Instructions for the task: Repeat the material from its first line through the line containing "now-title: Now: [1551, 880, 1753, 992]", substituting "Outside pass" for "Inside pass" and leaving everything else unchanged.
** START **
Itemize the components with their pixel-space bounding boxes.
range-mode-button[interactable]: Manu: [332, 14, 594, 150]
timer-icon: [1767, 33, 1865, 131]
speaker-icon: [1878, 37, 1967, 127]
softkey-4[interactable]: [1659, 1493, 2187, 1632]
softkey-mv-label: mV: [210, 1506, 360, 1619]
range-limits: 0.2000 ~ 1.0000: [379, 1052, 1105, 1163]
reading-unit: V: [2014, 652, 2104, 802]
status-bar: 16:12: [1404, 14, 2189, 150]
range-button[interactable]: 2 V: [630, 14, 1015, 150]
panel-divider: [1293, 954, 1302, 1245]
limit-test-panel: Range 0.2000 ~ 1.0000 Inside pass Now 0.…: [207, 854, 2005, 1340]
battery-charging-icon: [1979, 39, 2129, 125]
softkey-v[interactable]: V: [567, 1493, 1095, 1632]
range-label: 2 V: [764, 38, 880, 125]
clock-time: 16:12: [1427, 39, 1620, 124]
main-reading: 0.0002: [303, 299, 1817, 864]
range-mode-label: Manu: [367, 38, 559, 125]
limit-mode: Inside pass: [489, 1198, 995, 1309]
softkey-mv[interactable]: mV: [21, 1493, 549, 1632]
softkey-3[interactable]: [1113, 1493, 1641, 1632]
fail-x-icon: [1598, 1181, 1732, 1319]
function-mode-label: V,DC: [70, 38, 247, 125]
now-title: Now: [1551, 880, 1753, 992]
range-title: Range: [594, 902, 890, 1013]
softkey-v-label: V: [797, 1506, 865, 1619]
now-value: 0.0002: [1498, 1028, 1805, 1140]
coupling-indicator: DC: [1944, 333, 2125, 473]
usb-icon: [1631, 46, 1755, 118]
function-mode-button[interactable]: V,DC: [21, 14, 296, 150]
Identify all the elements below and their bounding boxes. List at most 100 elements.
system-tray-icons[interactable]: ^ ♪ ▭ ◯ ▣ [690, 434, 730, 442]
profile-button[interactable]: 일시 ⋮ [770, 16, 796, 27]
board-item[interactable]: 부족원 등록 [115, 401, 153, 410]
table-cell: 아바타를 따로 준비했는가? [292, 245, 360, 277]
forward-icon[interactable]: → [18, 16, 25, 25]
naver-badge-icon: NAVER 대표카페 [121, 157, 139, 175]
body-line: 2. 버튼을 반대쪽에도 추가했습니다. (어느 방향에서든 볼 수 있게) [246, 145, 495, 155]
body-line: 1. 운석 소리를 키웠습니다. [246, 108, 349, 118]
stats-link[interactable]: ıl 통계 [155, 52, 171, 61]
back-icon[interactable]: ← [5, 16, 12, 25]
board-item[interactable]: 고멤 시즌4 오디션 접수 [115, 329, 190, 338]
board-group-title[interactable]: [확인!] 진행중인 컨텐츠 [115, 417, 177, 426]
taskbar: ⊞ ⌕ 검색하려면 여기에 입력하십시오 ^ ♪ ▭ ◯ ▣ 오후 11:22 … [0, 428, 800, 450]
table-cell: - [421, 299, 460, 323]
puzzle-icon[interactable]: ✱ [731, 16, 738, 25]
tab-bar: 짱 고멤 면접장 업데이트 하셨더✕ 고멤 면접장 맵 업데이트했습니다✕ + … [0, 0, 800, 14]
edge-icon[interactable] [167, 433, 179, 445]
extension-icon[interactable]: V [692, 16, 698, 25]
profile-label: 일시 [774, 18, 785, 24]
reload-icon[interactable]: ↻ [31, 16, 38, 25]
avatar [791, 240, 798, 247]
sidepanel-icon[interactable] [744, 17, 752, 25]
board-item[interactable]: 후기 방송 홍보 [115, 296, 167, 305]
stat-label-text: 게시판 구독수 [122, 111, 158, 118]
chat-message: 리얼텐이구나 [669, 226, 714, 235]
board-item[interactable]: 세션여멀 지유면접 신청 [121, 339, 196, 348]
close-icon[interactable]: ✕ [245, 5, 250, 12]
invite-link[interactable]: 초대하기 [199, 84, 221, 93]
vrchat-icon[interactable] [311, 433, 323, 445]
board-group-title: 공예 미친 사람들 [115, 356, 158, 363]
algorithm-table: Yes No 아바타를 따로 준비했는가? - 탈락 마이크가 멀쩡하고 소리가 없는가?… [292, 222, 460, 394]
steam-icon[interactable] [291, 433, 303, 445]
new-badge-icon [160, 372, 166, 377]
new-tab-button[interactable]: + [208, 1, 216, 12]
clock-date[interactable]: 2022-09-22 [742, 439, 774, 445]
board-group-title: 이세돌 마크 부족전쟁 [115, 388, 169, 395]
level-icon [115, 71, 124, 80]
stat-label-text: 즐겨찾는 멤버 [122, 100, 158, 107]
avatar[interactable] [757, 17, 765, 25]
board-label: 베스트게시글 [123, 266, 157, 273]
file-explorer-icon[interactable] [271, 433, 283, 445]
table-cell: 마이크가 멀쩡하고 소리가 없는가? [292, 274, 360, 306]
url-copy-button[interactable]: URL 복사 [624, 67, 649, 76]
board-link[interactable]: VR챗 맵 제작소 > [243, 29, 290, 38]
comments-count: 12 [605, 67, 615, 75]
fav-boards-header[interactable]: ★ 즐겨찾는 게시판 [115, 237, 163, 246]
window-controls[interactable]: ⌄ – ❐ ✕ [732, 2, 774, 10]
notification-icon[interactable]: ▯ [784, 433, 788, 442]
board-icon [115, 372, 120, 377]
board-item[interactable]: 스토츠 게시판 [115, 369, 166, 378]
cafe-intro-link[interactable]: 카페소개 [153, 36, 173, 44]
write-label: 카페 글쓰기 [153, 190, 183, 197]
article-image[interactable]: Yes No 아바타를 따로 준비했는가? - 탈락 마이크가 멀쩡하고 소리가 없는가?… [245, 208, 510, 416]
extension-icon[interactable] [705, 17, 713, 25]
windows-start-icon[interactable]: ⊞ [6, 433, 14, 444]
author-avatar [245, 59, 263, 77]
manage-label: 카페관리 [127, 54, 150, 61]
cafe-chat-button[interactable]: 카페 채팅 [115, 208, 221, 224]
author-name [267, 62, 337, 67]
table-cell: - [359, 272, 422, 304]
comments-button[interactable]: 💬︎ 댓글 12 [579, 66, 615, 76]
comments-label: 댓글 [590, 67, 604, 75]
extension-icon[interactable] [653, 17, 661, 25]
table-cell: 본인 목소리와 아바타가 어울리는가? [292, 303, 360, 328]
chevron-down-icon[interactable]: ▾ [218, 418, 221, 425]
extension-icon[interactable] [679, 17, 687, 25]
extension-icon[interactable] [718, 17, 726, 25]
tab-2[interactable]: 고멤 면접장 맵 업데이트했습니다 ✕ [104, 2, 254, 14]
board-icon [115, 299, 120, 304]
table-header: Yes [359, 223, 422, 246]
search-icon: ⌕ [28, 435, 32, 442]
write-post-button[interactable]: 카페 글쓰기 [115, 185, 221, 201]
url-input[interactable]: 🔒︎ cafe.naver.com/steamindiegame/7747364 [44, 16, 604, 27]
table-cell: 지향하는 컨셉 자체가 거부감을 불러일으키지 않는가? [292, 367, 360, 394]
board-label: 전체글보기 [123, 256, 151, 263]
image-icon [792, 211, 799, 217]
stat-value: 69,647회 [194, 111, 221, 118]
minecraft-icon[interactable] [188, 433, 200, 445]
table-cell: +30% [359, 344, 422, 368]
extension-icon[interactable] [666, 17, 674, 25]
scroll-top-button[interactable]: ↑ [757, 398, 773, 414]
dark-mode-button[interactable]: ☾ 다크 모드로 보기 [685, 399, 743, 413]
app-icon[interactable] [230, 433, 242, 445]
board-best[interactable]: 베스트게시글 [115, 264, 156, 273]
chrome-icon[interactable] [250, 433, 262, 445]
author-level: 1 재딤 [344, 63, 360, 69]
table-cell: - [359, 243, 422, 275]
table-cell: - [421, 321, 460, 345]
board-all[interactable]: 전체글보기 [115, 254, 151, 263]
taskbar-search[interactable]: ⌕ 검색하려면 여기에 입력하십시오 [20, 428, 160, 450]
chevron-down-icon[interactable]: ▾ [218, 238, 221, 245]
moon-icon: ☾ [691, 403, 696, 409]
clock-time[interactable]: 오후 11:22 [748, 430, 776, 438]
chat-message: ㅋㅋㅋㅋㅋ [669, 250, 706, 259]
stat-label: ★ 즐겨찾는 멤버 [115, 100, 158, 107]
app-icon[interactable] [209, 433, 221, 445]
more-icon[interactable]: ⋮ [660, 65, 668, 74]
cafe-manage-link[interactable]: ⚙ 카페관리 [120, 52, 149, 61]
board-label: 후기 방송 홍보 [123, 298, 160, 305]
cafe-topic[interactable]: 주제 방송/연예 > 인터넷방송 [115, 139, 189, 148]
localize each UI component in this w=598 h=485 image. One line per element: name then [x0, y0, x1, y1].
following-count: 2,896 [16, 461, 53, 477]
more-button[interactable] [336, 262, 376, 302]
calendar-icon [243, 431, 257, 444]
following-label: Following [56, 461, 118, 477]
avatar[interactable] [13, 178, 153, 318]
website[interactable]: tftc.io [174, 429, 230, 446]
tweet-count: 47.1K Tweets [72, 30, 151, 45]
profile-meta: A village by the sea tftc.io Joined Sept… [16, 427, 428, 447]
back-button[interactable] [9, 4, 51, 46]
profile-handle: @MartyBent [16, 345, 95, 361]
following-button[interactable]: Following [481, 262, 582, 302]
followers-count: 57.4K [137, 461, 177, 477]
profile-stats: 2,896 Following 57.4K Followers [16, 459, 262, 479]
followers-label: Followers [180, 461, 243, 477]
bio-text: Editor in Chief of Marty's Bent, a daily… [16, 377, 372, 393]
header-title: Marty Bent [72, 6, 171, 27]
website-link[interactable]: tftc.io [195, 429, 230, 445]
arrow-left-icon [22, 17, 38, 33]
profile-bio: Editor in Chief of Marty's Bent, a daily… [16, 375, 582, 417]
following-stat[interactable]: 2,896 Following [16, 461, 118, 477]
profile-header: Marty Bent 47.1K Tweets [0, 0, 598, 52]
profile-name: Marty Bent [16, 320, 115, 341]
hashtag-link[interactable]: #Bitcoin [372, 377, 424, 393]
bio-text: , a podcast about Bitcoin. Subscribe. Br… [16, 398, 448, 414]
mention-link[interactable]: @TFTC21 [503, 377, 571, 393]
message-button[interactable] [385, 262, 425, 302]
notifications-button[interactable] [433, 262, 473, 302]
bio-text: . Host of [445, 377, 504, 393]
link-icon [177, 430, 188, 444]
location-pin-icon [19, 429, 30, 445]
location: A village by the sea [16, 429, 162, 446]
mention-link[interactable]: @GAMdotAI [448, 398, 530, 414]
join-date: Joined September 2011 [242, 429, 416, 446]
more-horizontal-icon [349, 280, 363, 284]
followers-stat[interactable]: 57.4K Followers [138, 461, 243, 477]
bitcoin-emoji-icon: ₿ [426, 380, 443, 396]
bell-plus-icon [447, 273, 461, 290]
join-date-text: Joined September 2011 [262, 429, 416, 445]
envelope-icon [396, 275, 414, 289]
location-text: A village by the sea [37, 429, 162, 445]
** END **
The result:
Itemize the components with their pixel-space bounding boxes.
range-mode-button[interactable]: Manu: [332, 14, 594, 150]
timer-icon: [1767, 33, 1865, 131]
speaker-icon: [1878, 37, 1967, 127]
softkey-4[interactable]: [1659, 1493, 2187, 1632]
softkey-mv-label: mV: [210, 1506, 360, 1619]
range-limits: 0.2000 ~ 1.0000: [379, 1052, 1105, 1163]
reading-unit: V: [2014, 652, 2104, 802]
status-bar: 16:12: [1404, 14, 2189, 150]
range-button[interactable]: 2 V: [630, 14, 1015, 150]
panel-divider: [1293, 954, 1302, 1245]
limit-test-panel: Range 0.2000 ~ 1.0000 Outside pass Now 0.…: [207, 854, 2005, 1340]
battery-charging-icon: [1979, 39, 2129, 125]
softkey-v[interactable]: V: [567, 1493, 1095, 1632]
range-label: 2 V: [764, 38, 880, 125]
clock-time: 16:12: [1427, 39, 1620, 124]
main-reading: 0.0002: [303, 299, 1817, 864]
range-mode-label: Manu: [367, 38, 559, 125]
limit-mode: Outside pass: [489, 1198, 995, 1309]
softkey-mv[interactable]: mV: [21, 1493, 549, 1632]
softkey-3[interactable]: [1113, 1493, 1641, 1632]
fail-x-icon: [1598, 1181, 1732, 1319]
function-mode-label: V,DC: [70, 38, 247, 125]
now-title: Now: [1551, 880, 1753, 992]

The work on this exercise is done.